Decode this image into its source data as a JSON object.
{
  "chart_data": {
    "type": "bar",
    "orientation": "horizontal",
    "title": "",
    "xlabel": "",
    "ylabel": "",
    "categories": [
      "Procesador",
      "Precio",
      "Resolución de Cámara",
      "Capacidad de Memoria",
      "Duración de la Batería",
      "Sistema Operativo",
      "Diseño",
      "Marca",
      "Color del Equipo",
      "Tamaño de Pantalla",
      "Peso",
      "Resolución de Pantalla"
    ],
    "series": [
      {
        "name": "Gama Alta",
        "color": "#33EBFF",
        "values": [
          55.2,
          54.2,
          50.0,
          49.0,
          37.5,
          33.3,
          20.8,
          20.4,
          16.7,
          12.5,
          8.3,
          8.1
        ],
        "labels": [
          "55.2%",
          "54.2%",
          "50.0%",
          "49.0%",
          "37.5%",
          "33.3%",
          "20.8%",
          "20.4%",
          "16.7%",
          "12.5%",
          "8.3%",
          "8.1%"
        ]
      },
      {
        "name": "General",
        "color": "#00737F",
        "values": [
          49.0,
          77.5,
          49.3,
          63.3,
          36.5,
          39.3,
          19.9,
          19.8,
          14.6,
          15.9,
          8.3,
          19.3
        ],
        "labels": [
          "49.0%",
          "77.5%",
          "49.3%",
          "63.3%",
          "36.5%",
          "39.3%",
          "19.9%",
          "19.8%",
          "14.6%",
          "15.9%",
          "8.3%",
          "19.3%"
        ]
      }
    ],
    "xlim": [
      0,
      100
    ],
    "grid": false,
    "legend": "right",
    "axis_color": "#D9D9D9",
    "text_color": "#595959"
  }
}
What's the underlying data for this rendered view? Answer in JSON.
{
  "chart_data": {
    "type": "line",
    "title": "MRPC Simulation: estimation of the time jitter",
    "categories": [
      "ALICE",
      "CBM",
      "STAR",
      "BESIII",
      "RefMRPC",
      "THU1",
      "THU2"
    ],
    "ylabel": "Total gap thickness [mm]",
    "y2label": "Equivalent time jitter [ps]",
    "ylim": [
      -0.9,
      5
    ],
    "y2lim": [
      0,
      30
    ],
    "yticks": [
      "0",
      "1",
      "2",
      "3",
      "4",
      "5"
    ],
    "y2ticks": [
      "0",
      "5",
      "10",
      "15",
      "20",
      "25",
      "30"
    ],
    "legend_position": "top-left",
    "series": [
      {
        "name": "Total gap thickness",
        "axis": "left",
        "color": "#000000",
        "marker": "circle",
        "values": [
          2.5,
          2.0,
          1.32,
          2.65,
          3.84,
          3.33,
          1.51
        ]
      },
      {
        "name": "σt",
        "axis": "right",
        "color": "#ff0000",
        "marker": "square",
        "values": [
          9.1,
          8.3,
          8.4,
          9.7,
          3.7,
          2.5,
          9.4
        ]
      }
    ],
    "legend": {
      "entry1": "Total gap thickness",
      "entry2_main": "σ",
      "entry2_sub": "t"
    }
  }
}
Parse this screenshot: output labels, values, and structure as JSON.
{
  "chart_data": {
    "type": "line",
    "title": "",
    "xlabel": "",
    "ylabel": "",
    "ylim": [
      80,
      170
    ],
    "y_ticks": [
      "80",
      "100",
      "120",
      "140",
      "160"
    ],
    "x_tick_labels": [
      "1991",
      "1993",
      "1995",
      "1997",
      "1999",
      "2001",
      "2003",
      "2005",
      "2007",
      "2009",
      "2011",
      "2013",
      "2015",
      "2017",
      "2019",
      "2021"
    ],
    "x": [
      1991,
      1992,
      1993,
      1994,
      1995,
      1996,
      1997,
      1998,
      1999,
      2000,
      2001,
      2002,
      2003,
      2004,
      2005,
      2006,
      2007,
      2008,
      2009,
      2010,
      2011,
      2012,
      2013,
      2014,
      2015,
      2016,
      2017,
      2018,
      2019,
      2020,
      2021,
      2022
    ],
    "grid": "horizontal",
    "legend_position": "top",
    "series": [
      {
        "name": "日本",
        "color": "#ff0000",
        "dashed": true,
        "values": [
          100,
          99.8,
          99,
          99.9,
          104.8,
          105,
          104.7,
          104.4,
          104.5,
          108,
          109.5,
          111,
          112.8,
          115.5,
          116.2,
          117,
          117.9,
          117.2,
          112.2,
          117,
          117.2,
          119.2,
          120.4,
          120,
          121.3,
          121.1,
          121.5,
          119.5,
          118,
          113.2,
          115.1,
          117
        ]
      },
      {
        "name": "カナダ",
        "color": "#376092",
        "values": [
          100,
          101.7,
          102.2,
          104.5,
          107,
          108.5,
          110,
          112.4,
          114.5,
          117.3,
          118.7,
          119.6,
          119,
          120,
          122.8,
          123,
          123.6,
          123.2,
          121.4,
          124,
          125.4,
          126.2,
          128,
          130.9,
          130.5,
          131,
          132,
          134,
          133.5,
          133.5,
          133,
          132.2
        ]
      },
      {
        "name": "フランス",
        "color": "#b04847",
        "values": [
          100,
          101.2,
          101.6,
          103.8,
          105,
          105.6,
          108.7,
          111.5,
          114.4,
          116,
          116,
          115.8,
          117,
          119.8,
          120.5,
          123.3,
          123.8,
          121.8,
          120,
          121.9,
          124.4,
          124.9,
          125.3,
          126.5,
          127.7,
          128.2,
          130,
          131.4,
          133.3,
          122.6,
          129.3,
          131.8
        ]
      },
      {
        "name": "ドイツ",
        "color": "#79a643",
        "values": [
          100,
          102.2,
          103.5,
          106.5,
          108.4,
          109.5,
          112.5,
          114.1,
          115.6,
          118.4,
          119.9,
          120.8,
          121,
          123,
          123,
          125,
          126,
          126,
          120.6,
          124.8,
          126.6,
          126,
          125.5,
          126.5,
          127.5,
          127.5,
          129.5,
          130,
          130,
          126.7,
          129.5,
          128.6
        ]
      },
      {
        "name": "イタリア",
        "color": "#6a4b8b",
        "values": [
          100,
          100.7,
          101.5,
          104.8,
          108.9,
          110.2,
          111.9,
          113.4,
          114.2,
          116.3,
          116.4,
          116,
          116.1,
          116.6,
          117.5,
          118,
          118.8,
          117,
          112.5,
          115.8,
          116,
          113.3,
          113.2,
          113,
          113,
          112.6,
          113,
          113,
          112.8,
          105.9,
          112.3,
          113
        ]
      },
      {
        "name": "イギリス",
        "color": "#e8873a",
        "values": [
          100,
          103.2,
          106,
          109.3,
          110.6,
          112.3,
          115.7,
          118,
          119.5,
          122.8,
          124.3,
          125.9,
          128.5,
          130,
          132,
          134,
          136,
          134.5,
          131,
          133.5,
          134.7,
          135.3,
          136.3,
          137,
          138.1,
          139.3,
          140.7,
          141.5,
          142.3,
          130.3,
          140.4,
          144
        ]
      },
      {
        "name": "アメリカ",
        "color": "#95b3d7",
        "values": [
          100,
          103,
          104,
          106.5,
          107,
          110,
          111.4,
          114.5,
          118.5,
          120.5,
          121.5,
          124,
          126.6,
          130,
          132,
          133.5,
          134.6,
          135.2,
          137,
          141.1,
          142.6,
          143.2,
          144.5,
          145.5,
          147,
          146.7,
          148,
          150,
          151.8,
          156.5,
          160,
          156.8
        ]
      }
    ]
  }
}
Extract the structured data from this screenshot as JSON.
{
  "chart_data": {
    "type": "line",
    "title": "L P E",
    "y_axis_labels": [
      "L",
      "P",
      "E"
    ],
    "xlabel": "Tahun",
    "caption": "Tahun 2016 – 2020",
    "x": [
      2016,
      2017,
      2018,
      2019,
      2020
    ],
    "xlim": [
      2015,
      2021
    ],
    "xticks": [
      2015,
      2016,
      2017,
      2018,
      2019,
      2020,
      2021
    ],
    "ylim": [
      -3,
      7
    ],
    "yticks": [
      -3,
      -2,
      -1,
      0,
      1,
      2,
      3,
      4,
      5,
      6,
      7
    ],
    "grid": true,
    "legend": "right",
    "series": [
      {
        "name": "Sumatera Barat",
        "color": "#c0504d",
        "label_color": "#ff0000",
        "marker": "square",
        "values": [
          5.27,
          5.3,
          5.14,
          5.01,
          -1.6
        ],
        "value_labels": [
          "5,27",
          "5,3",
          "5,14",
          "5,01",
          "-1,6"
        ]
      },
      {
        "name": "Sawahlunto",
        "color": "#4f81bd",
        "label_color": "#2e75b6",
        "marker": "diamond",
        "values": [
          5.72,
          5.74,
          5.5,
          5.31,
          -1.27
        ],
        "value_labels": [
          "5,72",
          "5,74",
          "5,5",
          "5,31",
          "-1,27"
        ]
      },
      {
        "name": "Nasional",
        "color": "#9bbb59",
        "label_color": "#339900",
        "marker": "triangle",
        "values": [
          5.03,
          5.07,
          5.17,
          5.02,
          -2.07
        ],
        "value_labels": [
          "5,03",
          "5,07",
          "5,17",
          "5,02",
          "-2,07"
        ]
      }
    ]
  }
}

****************************************

The request: Using the entries above, return each line that includes the word "this".

The response:
Decode this image into its source data as a JSON object.
What's the underlying data for this rendered view? Answer in JSON.
Parse this screenshot: output labels, values, and structure as JSON.
Extract the structured data from this screenshot as JSON.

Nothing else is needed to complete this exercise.